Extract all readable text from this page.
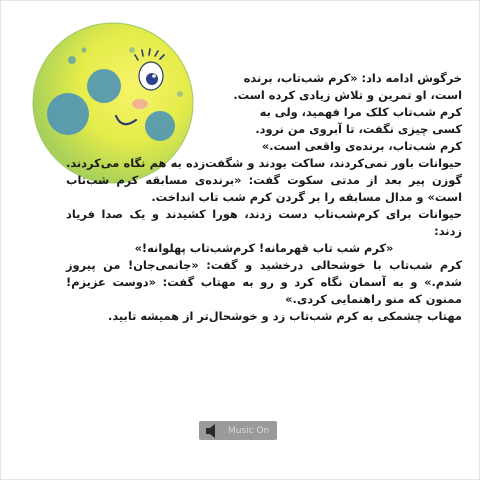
خرگوش ادامه داد: «کرم شب‌تاب، برنده

است، او تمرین و تلاش زیادی کرده است.

کرم شب‌تاب کلک مرا فهمید، ولی به

کسی چیزی نگفت، تا آبروی من نرود.

کرم شب‌تاب، برنده‌ی واقعی است.»

حیوانات باور نمی‌کردند، ساکت بودند و شگفت‌زده به هم نگاه می‌کردند. گوزن پیر بعد از مدتی سکوت گفت: «برنده‌ی مسابقه کرم شب‌تاب است» و مدال مسابقه را بر گردن کرم شب تاب انداخت.

حیوانات برای کرم‌شب‌تاب دست زدند، هورا کشیدند و یک صدا فریاد زدند:

«کرم شب تاب قهرمانه! کرم‌شب‌تاب پهلوانه!»

کرم شب‌تاب با خوشحالی درخشید و گفت: «جانمی‌جان! من پیروز شدم.» و به آسمان نگاه کرد و رو به مهتاب گفت: «دوست عزیزم! ممنون که منو راهنمایی کردی.»

مهتاب چشمکی به کرم شب‌تاب زد و خوشحال‌تر از همیشه تابید.

Music On
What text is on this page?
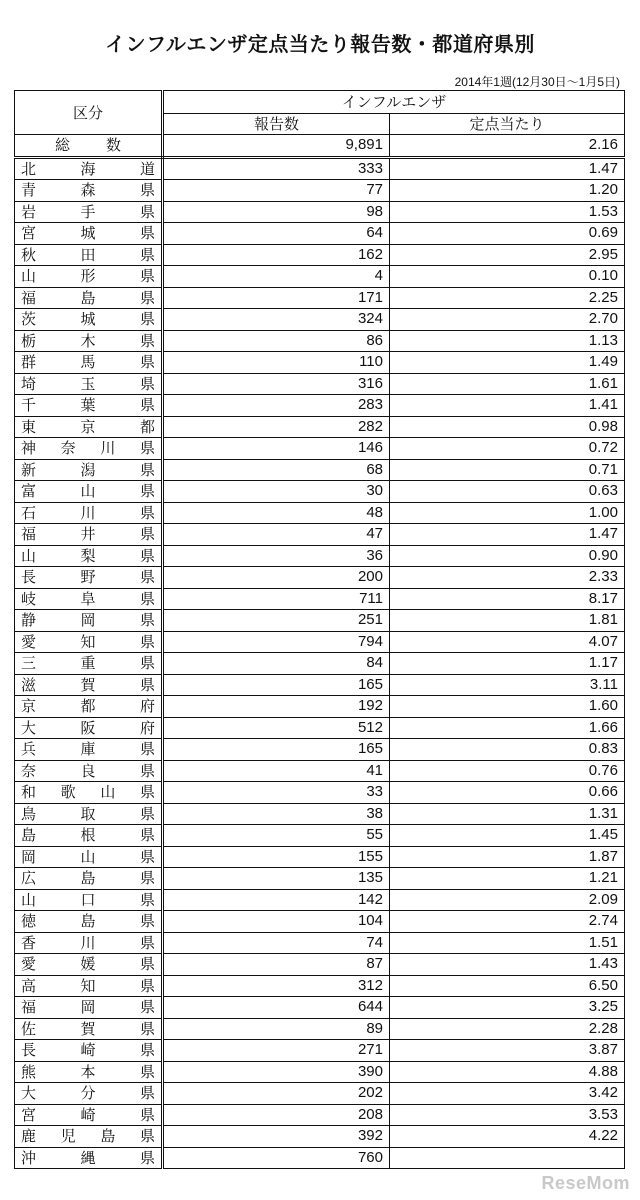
インフルエンザ定点当たり報告数・都道府県別
2014年1週(12月30日～1月5日)
区分	インフルエンザ	
	報告数	定点当たり

総 数	9,891	2.16

北 海 道	333	1.47

青 森 県	77	1.20

岩 手 県	98	1.53

宮 城 県	64	0.69

秋 田 県	162	2.95

山 形 県	4	0.10

福 島 県	171	2.25

茨 城 県	324	2.70

栃 木 県	86	1.13

群 馬 県	110	1.49

埼 玉 県	316	1.61

千 葉 県	283	1.41

東 京 都	282	0.98

神 奈 川 県	146	0.72

新 潟 県	68	0.71

富 山 県	30	0.63

石 川 県	48	1.00

福 井 県	47	1.47

山 梨 県	36	0.90

長 野 県	200	2.33

岐 阜 県	711	8.17

静 岡 県	251	1.81

愛 知 県	794	4.07

三 重 県	84	1.17

滋 賀 県	165	3.11

京 都 府	192	1.60

大 阪 府	512	1.66

兵 庫 県	165	0.83

奈 良 県	41	0.76

和 歌 山 県	33	0.66

鳥 取 県	38	1.31

島 根 県	55	1.45

岡 山 県	155	1.87

広 島 県	135	1.21

山 口 県	142	2.09

徳 島 県	104	2.74

香 川 県	74	1.51

愛 媛 県	87	1.43

高 知 県	312	6.50

福 岡 県	644	3.25

佐 賀 県	89	2.28

長 崎 県	271	3.87

熊 本 県	390	4.88

大 分 県	202	3.42

宮 崎 県	208	3.53

鹿 児 島 県	392	4.22

沖 縄 県	760	
ReseMom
§
TASK TO COMPLETE
The lines to be quoted run from the line containing "What text is on this page?" through the end of the entries above, both included; quote them exactly and leave out any pictures.

WRITTEN RESPONSE
What text is on this page?
インフルエンザ定点当たり報告数・都道府県別
2014年1週(12月30日～1月5日)
区分	インフルエンザ	
	報告数	定点当たり

総 数	9,891	2.16

北 海 道	333	1.47

青 森 県	77	1.20

岩 手 県	98	1.53

宮 城 県	64	0.69

秋 田 県	162	2.95

山 形 県	4	0.10

福 島 県	171	2.25

茨 城 県	324	2.70

栃 木 県	86	1.13

群 馬 県	110	1.49

埼 玉 県	316	1.61

千 葉 県	283	1.41

東 京 都	282	0.98

神 奈 川 県	146	0.72

新 潟 県	68	0.71

富 山 県	30	0.63

石 川 県	48	1.00

福 井 県	47	1.47

山 梨 県	36	0.90

長 野 県	200	2.33

岐 阜 県	711	8.17

静 岡 県	251	1.81

愛 知 県	794	4.07

三 重 県	84	1.17

滋 賀 県	165	3.11

京 都 府	192	1.60

大 阪 府	512	1.66

兵 庫 県	165	0.83

奈 良 県	41	0.76

和 歌 山 県	33	0.66

鳥 取 県	38	1.31

島 根 県	55	1.45

岡 山 県	155	1.87

広 島 県	135	1.21

山 口 県	142	2.09

徳 島 県	104	2.74

香 川 県	74	1.51

愛 媛 県	87	1.43

高 知 県	312	6.50

福 岡 県	644	3.25

佐 賀 県	89	2.28

長 崎 県	271	3.87

熊 本 県	390	4.88

大 分 県	202	3.42

宮 崎 県	208	3.53

鹿 児 島 県	392	4.22

沖 縄 県	760	
ReseMom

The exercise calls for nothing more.